Give, as a bare number, the count of lines that contain the word "text".

[Items listed in a dataset]
____
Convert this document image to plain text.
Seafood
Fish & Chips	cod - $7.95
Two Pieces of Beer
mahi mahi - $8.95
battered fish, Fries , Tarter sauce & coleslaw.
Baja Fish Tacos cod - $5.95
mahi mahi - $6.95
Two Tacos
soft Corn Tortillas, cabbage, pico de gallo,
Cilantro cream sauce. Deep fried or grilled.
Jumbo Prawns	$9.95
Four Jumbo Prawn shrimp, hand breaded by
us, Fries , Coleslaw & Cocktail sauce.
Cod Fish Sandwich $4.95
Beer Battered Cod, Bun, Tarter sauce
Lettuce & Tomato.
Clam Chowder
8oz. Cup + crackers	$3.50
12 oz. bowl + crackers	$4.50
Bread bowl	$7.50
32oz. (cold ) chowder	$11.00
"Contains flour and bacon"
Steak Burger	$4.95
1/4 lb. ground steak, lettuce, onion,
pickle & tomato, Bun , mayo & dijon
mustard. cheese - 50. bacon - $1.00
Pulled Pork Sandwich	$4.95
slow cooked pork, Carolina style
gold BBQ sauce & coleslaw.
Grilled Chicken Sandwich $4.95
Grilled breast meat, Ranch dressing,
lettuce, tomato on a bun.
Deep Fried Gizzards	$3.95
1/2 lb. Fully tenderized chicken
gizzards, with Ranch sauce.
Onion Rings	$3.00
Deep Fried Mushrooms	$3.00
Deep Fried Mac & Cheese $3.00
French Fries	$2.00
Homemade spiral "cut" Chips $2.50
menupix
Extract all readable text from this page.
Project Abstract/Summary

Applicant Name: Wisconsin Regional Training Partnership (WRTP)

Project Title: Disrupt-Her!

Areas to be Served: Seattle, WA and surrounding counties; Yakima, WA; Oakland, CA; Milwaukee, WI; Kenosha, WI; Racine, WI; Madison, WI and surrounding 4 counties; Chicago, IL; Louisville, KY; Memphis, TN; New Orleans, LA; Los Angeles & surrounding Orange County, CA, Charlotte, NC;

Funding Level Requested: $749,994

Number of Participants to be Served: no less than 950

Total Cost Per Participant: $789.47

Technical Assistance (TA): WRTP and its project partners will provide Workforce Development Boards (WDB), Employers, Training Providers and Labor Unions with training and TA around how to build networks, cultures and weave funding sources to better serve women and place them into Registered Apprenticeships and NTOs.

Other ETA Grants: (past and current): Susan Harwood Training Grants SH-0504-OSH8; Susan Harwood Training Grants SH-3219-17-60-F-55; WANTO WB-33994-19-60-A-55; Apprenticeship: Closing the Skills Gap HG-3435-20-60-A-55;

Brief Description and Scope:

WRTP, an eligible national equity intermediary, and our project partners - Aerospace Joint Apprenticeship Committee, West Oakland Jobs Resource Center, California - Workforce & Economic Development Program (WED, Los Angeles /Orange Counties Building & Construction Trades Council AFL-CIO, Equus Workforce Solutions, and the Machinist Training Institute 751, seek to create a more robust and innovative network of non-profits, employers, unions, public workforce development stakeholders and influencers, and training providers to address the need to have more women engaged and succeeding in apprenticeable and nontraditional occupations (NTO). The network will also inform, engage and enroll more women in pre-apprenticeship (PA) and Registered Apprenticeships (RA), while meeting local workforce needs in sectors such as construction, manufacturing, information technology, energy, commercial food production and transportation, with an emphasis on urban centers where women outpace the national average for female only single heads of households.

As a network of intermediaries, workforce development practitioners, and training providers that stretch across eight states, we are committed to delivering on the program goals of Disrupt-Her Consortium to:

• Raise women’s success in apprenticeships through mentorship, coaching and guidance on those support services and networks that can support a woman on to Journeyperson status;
____
* Complete response:
2